• WHAT TO DO
Exactly as written, quote every line that follows, skipping the images.

• EXERCISE INPUTS
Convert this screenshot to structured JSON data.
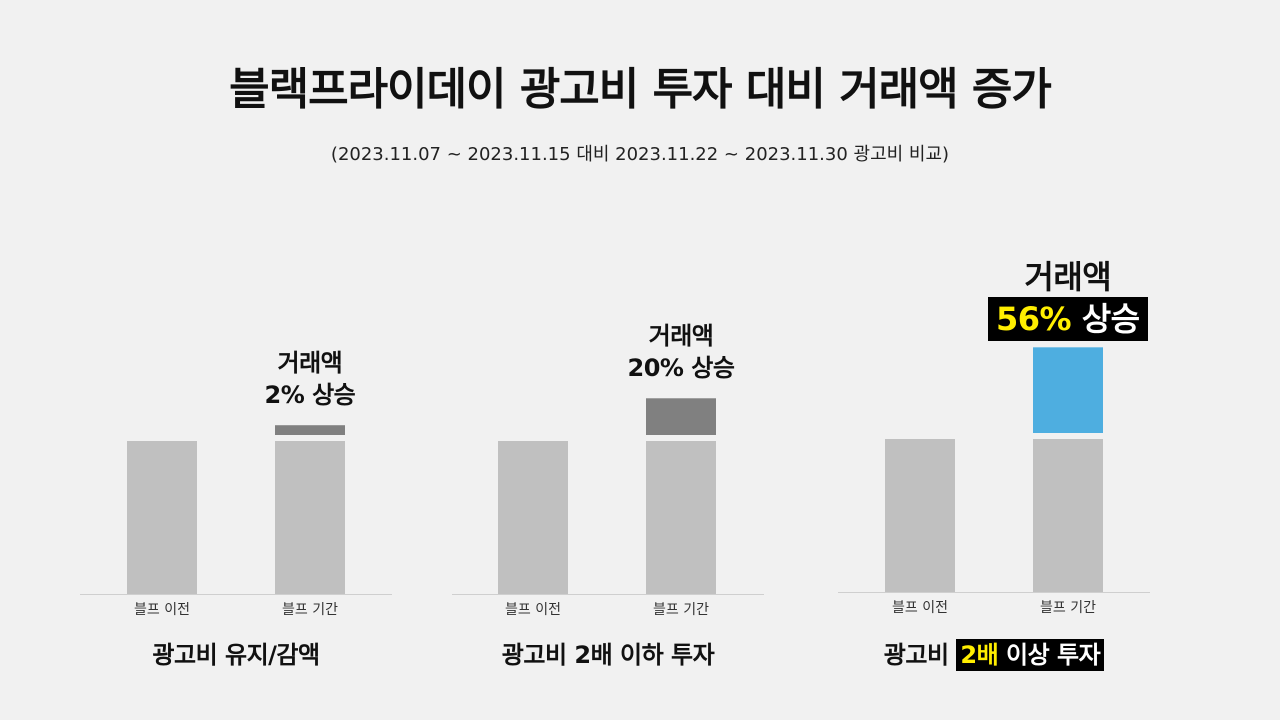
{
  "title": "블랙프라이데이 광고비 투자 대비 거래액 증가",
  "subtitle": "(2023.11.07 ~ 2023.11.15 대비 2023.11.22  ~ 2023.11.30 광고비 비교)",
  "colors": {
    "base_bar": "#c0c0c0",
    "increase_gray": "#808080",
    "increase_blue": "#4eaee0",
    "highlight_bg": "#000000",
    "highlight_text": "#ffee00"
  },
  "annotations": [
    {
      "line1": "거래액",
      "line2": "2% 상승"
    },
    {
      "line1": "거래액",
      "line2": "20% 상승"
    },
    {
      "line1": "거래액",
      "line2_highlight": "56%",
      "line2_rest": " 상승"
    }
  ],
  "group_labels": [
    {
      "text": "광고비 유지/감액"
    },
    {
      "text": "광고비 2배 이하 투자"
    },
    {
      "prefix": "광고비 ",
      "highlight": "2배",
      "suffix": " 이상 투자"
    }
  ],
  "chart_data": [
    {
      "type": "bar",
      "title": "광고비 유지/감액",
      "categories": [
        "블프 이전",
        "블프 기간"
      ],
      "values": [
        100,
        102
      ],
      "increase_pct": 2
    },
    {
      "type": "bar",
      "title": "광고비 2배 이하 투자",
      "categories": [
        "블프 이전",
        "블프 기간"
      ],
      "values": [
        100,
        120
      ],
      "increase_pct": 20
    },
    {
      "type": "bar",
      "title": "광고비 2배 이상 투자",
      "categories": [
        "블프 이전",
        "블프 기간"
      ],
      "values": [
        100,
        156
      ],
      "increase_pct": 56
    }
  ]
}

• SOLUTION FOR THIS PROBLEM
Convert this screenshot to structured JSON data.
{
  "title": "블랙프라이데이 광고비 투자 대비 거래액 증가",
  "subtitle": "(2023.11.07 ~ 2023.11.15 대비 2023.11.22  ~ 2023.11.30 광고비 비교)",
  "colors": {
    "base_bar": "#c0c0c0",
    "increase_gray": "#808080",
    "increase_blue": "#4eaee0",
    "highlight_bg": "#000000",
    "highlight_text": "#ffee00"
  },
  "annotations": [
    {
      "line1": "거래액",
      "line2": "2% 상승"
    },
    {
      "line1": "거래액",
      "line2": "20% 상승"
    },
    {
      "line1": "거래액",
      "line2_highlight": "56%",
      "line2_rest": " 상승"
    }
  ],
  "group_labels": [
    {
      "text": "광고비 유지/감액"
    },
    {
      "text": "광고비 2배 이하 투자"
    },
    {
      "prefix": "광고비 ",
      "highlight": "2배",
      "suffix": " 이상 투자"
    }
  ],
  "chart_data": [
    {
      "type": "bar",
      "title": "광고비 유지/감액",
      "categories": [
        "블프 이전",
        "블프 기간"
      ],
      "values": [
        100,
        102
      ],
      "increase_pct": 2
    },
    {
      "type": "bar",
      "title": "광고비 2배 이하 투자",
      "categories": [
        "블프 이전",
        "블프 기간"
      ],
      "values": [
        100,
        120
      ],
      "increase_pct": 20
    },
    {
      "type": "bar",
      "title": "광고비 2배 이상 투자",
      "categories": [
        "블프 이전",
        "블프 기간"
      ],
      "values": [
        100,
        156
      ],
      "increase_pct": 56
    }
  ]
}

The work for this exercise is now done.